Direction
Output the full material exactly as it appears here.

Extracted entries
§
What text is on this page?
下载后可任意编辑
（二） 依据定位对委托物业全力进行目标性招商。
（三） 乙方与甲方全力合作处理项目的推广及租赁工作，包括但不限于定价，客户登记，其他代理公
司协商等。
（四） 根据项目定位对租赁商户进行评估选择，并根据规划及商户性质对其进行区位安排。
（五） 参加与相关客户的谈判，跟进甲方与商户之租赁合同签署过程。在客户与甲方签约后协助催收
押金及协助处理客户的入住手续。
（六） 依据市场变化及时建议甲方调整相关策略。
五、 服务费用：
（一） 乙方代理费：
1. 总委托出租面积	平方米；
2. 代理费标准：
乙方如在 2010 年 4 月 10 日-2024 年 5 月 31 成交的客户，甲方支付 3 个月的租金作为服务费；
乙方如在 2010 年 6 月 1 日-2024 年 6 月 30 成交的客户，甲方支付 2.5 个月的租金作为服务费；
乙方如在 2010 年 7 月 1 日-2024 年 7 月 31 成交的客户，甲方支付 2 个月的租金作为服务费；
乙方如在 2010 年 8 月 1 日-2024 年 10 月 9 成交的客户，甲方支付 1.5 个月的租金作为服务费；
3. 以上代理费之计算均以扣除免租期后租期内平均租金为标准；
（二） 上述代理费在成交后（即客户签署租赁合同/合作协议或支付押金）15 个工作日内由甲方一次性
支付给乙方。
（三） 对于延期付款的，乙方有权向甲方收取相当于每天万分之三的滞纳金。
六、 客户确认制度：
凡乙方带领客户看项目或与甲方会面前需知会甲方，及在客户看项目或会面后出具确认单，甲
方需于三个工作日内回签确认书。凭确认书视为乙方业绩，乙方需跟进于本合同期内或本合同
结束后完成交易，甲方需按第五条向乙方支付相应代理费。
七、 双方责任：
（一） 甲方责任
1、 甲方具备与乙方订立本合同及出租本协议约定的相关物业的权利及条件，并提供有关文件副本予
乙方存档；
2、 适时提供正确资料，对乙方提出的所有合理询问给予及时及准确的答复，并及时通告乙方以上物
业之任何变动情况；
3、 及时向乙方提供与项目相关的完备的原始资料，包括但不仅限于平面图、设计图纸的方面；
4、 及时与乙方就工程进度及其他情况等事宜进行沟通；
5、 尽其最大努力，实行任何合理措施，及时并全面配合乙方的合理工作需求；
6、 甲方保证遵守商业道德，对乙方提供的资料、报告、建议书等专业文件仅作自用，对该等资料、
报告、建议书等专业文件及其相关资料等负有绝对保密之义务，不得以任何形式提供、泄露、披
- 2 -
§
Task result
What text is on this page?
下载后可任意编辑
（二） 依据定位对委托物业全力进行目标性招商。
（三） 乙方与甲方全力合作处理项目的推广及租赁工作，包括但不限于定价，客户登记，其他代理公
司协商等。
（四） 根据项目定位对租赁商户进行评估选择，并根据规划及商户性质对其进行区位安排。
（五） 参加与相关客户的谈判，跟进甲方与商户之租赁合同签署过程。在客户与甲方签约后协助催收
押金及协助处理客户的入住手续。
（六） 依据市场变化及时建议甲方调整相关策略。
五、 服务费用：
（一） 乙方代理费：
1. 总委托出租面积	平方米；
2. 代理费标准：
乙方如在 2010 年 4 月 10 日-2024 年 5 月 31 成交的客户，甲方支付 3 个月的租金作为服务费；
乙方如在 2010 年 6 月 1 日-2024 年 6 月 30 成交的客户，甲方支付 2.5 个月的租金作为服务费；
乙方如在 2010 年 7 月 1 日-2024 年 7 月 31 成交的客户，甲方支付 2 个月的租金作为服务费；
乙方如在 2010 年 8 月 1 日-2024 年 10 月 9 成交的客户，甲方支付 1.5 个月的租金作为服务费；
3. 以上代理费之计算均以扣除免租期后租期内平均租金为标准；
（二） 上述代理费在成交后（即客户签署租赁合同/合作协议或支付押金）15 个工作日内由甲方一次性
支付给乙方。
（三） 对于延期付款的，乙方有权向甲方收取相当于每天万分之三的滞纳金。
六、 客户确认制度：
凡乙方带领客户看项目或与甲方会面前需知会甲方，及在客户看项目或会面后出具确认单，甲
方需于三个工作日内回签确认书。凭确认书视为乙方业绩，乙方需跟进于本合同期内或本合同
结束后完成交易，甲方需按第五条向乙方支付相应代理费。
七、 双方责任：
（一） 甲方责任
1、 甲方具备与乙方订立本合同及出租本协议约定的相关物业的权利及条件，并提供有关文件副本予
乙方存档；
2、 适时提供正确资料，对乙方提出的所有合理询问给予及时及准确的答复，并及时通告乙方以上物
业之任何变动情况；
3、 及时向乙方提供与项目相关的完备的原始资料，包括但不仅限于平面图、设计图纸的方面；
4、 及时与乙方就工程进度及其他情况等事宜进行沟通；
5、 尽其最大努力，实行任何合理措施，及时并全面配合乙方的合理工作需求；
6、 甲方保证遵守商业道德，对乙方提供的资料、报告、建议书等专业文件仅作自用，对该等资料、
报告、建议书等专业文件及其相关资料等负有绝对保密之义务，不得以任何形式提供、泄露、披
- 2 -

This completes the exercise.